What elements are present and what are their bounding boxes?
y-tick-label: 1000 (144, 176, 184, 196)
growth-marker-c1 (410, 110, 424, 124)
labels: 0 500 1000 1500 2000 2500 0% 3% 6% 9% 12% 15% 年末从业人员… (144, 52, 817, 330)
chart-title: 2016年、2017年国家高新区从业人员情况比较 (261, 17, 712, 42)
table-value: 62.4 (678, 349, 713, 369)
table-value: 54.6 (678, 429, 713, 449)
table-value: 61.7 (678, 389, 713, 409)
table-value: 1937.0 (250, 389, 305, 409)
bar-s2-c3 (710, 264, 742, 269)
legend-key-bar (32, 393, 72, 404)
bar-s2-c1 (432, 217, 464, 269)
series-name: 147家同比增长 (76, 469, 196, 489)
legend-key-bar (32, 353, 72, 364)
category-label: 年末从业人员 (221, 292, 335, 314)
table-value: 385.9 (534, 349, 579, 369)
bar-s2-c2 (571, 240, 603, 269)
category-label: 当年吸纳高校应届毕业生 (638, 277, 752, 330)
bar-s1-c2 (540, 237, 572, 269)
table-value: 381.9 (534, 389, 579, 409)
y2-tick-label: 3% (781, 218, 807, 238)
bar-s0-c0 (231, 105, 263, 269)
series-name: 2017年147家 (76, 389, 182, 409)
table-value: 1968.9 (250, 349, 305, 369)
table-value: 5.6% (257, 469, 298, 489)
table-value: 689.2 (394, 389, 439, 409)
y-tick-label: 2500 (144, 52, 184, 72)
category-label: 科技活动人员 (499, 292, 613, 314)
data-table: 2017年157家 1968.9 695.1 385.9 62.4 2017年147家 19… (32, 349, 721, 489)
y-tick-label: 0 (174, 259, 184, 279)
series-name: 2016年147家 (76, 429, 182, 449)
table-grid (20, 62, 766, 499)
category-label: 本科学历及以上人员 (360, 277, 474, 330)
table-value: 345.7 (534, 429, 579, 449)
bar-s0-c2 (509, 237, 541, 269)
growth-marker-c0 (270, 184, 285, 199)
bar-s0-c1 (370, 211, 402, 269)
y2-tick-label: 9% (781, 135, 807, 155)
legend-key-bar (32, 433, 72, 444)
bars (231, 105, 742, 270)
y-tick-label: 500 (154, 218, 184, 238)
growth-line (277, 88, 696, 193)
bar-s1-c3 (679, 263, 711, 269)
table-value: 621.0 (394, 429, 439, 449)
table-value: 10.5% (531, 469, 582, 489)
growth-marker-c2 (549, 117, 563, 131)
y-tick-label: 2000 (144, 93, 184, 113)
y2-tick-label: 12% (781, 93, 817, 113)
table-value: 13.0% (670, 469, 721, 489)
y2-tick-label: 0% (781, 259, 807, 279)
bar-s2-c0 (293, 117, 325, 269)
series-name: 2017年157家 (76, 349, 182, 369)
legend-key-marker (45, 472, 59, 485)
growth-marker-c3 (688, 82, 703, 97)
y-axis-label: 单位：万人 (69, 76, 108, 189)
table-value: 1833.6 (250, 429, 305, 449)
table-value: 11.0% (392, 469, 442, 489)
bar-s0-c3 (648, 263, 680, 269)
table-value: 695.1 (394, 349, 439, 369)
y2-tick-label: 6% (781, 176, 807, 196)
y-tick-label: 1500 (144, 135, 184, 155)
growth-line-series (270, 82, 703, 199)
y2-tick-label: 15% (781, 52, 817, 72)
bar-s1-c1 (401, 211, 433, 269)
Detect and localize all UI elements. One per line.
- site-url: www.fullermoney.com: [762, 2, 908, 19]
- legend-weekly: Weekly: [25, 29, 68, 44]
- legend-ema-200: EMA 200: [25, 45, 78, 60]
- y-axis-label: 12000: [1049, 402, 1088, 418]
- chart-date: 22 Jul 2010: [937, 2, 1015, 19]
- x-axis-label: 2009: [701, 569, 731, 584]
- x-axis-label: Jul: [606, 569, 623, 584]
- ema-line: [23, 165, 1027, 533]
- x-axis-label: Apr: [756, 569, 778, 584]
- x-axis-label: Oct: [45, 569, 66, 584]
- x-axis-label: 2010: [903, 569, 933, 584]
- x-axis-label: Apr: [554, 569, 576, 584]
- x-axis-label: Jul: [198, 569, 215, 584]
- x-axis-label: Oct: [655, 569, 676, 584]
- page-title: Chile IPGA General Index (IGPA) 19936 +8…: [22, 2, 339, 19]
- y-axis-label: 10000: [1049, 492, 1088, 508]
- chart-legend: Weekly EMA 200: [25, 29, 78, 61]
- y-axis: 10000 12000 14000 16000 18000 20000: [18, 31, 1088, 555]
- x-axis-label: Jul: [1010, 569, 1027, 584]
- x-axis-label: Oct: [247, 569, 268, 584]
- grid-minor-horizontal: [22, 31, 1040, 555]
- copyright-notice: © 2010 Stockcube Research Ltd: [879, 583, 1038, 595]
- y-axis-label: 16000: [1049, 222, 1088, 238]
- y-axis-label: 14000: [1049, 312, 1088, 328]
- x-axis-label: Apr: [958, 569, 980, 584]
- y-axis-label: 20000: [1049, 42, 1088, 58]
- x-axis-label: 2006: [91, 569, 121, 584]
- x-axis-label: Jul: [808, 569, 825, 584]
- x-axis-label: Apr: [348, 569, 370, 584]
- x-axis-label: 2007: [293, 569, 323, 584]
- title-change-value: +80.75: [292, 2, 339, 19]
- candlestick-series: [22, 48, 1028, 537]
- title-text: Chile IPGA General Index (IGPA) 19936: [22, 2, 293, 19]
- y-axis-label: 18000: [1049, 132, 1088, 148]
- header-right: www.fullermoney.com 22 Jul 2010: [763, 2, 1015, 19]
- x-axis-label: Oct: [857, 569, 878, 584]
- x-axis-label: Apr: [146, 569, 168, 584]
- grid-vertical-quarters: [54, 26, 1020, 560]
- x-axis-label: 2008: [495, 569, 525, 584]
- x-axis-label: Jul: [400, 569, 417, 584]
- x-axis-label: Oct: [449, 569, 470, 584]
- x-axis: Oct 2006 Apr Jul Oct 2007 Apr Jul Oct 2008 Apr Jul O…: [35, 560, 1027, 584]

---*---

Reproduce the lines word for word, from the first line through the line that contains "y-axis-label: 单位：万人 (69, 76, 108, 189)", including both of those lines.

### Task output
What elements are present and what are their bounding boxes?
y-tick-label: 1000 (144, 176, 184, 196)
growth-marker-c1 (410, 110, 424, 124)
labels: 0 500 1000 1500 2000 2500 0% 3% 6% 9% 12% 15% 年末从业人员… (144, 52, 817, 330)
chart-title: 2016年、2017年国家高新区从业人员情况比较 (261, 17, 712, 42)
table-value: 62.4 (678, 349, 713, 369)
table-value: 54.6 (678, 429, 713, 449)
table-value: 61.7 (678, 389, 713, 409)
table-value: 1937.0 (250, 389, 305, 409)
bar-s2-c3 (710, 264, 742, 269)
legend-key-bar (32, 393, 72, 404)
bar-s2-c1 (432, 217, 464, 269)
series-name: 147家同比增长 (76, 469, 196, 489)
legend-key-bar (32, 353, 72, 364)
category-label: 年末从业人员 (221, 292, 335, 314)
table-value: 385.9 (534, 349, 579, 369)
bar-s2-c2 (571, 240, 603, 269)
category-label: 当年吸纳高校应届毕业生 (638, 277, 752, 330)
bar-s1-c2 (540, 237, 572, 269)
table-value: 381.9 (534, 389, 579, 409)
y2-tick-label: 3% (781, 218, 807, 238)
bar-s0-c0 (231, 105, 263, 269)
series-name: 2017年147家 (76, 389, 182, 409)
table-value: 1968.9 (250, 349, 305, 369)
table-value: 5.6% (257, 469, 298, 489)
table-value: 689.2 (394, 389, 439, 409)
y-tick-label: 2500 (144, 52, 184, 72)
category-label: 科技活动人员 (499, 292, 613, 314)
data-table: 2017年157家 1968.9 695.1 385.9 62.4 2017年147家 19… (32, 349, 721, 489)
y-tick-label: 0 (174, 259, 184, 279)
series-name: 2016年147家 (76, 429, 182, 449)
table-grid (20, 62, 766, 499)
category-label: 本科学历及以上人员 (360, 277, 474, 330)
table-value: 345.7 (534, 429, 579, 449)
bar-s0-c2 (509, 237, 541, 269)
growth-marker-c0 (270, 184, 285, 199)
bar-s0-c1 (370, 211, 402, 269)
y2-tick-label: 9% (781, 135, 807, 155)
legend-key-bar (32, 433, 72, 444)
bars (231, 105, 742, 270)
y-tick-label: 500 (154, 218, 184, 238)
growth-line (277, 88, 696, 193)
bar-s1-c3 (679, 263, 711, 269)
table-value: 621.0 (394, 429, 439, 449)
table-value: 10.5% (531, 469, 582, 489)
growth-marker-c2 (549, 117, 563, 131)
y-tick-label: 2000 (144, 93, 184, 113)
y2-tick-label: 12% (781, 93, 817, 113)
table-value: 13.0% (670, 469, 721, 489)
y2-tick-label: 0% (781, 259, 807, 279)
bar-s2-c0 (293, 117, 325, 269)
series-name: 2017年157家 (76, 349, 182, 369)
legend-key-marker (45, 472, 59, 485)
growth-marker-c3 (688, 82, 703, 97)
y-axis-label: 单位：万人 (69, 76, 108, 189)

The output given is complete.